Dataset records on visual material
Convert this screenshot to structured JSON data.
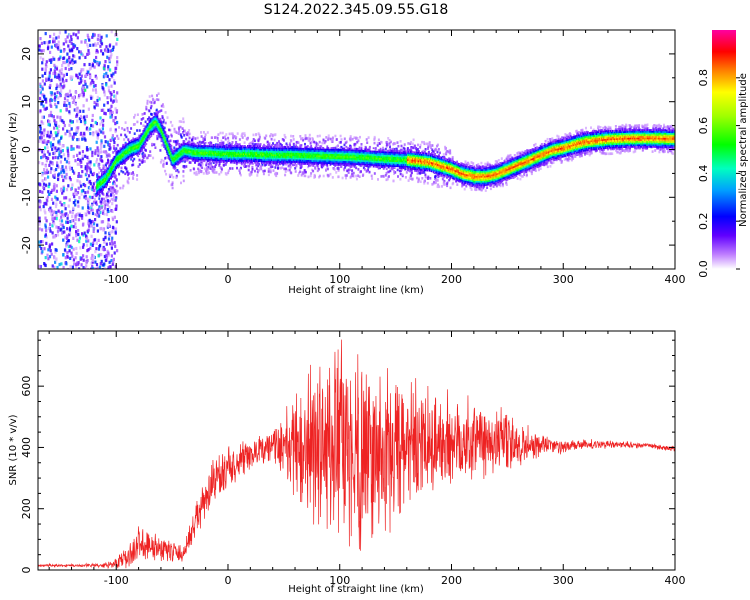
{
  "title": "S124.2022.345.09.55.G18",
  "chart_data": [
    {
      "type": "heatmap",
      "xlabel": "Height of straight line (km)",
      "ylabel": "Frequency (Hz)",
      "xlim": [
        -170,
        400
      ],
      "ylim": [
        -25,
        25
      ],
      "xticks": [
        -100,
        0,
        100,
        200,
        300,
        400
      ],
      "yticks": [
        -20,
        -10,
        0,
        10,
        20
      ],
      "colorbar": {
        "label": "Normalized spectral amplitude",
        "range": [
          0,
          1
        ],
        "ticks": [
          "0.0",
          "0.2",
          "0.4",
          "0.6",
          "0.8"
        ],
        "tick_values": [
          0.0,
          0.2,
          0.4,
          0.6,
          0.8
        ]
      },
      "ridge": {
        "x": [
          -120,
          -110,
          -100,
          -90,
          -80,
          -75,
          -70,
          -65,
          -60,
          -55,
          -50,
          -45,
          -40,
          -30,
          -20,
          0,
          20,
          40,
          60,
          80,
          100,
          120,
          140,
          160,
          180,
          200,
          210,
          220,
          230,
          240,
          250,
          260,
          270,
          280,
          290,
          300,
          310,
          320,
          340,
          360,
          380,
          400
        ],
        "y": [
          -8,
          -6,
          -2,
          0,
          1,
          3,
          5,
          6,
          4,
          1,
          -2,
          -1,
          0,
          -0.5,
          -0.5,
          -0.8,
          -0.8,
          -1,
          -1,
          -1.2,
          -1.3,
          -1.5,
          -1.8,
          -2,
          -2.5,
          -4,
          -5,
          -5.5,
          -5.5,
          -5,
          -4,
          -3,
          -2,
          -1,
          0,
          0.5,
          1.2,
          1.8,
          2.3,
          2.5,
          2.5,
          2.4
        ]
      },
      "noise_region_x": [
        -170,
        -110
      ]
    },
    {
      "type": "line",
      "xlabel": "Height of straight line (km)",
      "ylabel": "SNR (10 * v/v)",
      "xlim": [
        -170,
        400
      ],
      "ylim": [
        0,
        780
      ],
      "xticks": [
        -100,
        0,
        100,
        200,
        300,
        400
      ],
      "yticks": [
        0,
        200,
        400,
        600
      ],
      "color": "#ee2222",
      "envelope": {
        "x": [
          -170,
          -140,
          -110,
          -90,
          -80,
          -60,
          -40,
          -30,
          -20,
          -10,
          0,
          20,
          40,
          60,
          80,
          100,
          120,
          140,
          160,
          180,
          200,
          220,
          240,
          260,
          280,
          300,
          320,
          350,
          380,
          400
        ],
        "mean": [
          15,
          15,
          15,
          35,
          90,
          70,
          50,
          150,
          230,
          300,
          330,
          370,
          410,
          400,
          410,
          400,
          390,
          380,
          390,
          410,
          420,
          430,
          420,
          410,
          410,
          400,
          410,
          410,
          405,
          395
        ],
        "spread": [
          5,
          5,
          8,
          40,
          70,
          50,
          30,
          60,
          90,
          90,
          80,
          60,
          60,
          200,
          340,
          380,
          380,
          330,
          260,
          210,
          190,
          170,
          140,
          90,
          50,
          25,
          20,
          12,
          10,
          10
        ]
      }
    }
  ]
}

→ **WORK TO COMPLETE**: Every entry above needs to be retyped exactly; drop the pictures.

→ **RESPONSE**:
Convert this screenshot to structured JSON data.
{
  "title": "S124.2022.345.09.55.G18",
  "chart_data": [
    {
      "type": "heatmap",
      "xlabel": "Height of straight line (km)",
      "ylabel": "Frequency (Hz)",
      "xlim": [
        -170,
        400
      ],
      "ylim": [
        -25,
        25
      ],
      "xticks": [
        -100,
        0,
        100,
        200,
        300,
        400
      ],
      "yticks": [
        -20,
        -10,
        0,
        10,
        20
      ],
      "colorbar": {
        "label": "Normalized spectral amplitude",
        "range": [
          0,
          1
        ],
        "ticks": [
          "0.0",
          "0.2",
          "0.4",
          "0.6",
          "0.8"
        ],
        "tick_values": [
          0.0,
          0.2,
          0.4,
          0.6,
          0.8
        ]
      },
      "ridge": {
        "x": [
          -120,
          -110,
          -100,
          -90,
          -80,
          -75,
          -70,
          -65,
          -60,
          -55,
          -50,
          -45,
          -40,
          -30,
          -20,
          0,
          20,
          40,
          60,
          80,
          100,
          120,
          140,
          160,
          180,
          200,
          210,
          220,
          230,
          240,
          250,
          260,
          270,
          280,
          290,
          300,
          310,
          320,
          340,
          360,
          380,
          400
        ],
        "y": [
          -8,
          -6,
          -2,
          0,
          1,
          3,
          5,
          6,
          4,
          1,
          -2,
          -1,
          0,
          -0.5,
          -0.5,
          -0.8,
          -0.8,
          -1,
          -1,
          -1.2,
          -1.3,
          -1.5,
          -1.8,
          -2,
          -2.5,
          -4,
          -5,
          -5.5,
          -5.5,
          -5,
          -4,
          -3,
          -2,
          -1,
          0,
          0.5,
          1.2,
          1.8,
          2.3,
          2.5,
          2.5,
          2.4
        ]
      },
      "noise_region_x": [
        -170,
        -110
      ]
    },
    {
      "type": "line",
      "xlabel": "Height of straight line (km)",
      "ylabel": "SNR (10 * v/v)",
      "xlim": [
        -170,
        400
      ],
      "ylim": [
        0,
        780
      ],
      "xticks": [
        -100,
        0,
        100,
        200,
        300,
        400
      ],
      "yticks": [
        0,
        200,
        400,
        600
      ],
      "color": "#ee2222",
      "envelope": {
        "x": [
          -170,
          -140,
          -110,
          -90,
          -80,
          -60,
          -40,
          -30,
          -20,
          -10,
          0,
          20,
          40,
          60,
          80,
          100,
          120,
          140,
          160,
          180,
          200,
          220,
          240,
          260,
          280,
          300,
          320,
          350,
          380,
          400
        ],
        "mean": [
          15,
          15,
          15,
          35,
          90,
          70,
          50,
          150,
          230,
          300,
          330,
          370,
          410,
          400,
          410,
          400,
          390,
          380,
          390,
          410,
          420,
          430,
          420,
          410,
          410,
          400,
          410,
          410,
          405,
          395
        ],
        "spread": [
          5,
          5,
          8,
          40,
          70,
          50,
          30,
          60,
          90,
          90,
          80,
          60,
          60,
          200,
          340,
          380,
          380,
          330,
          260,
          210,
          190,
          170,
          140,
          90,
          50,
          25,
          20,
          12,
          10,
          10
        ]
      }
    }
  ]
}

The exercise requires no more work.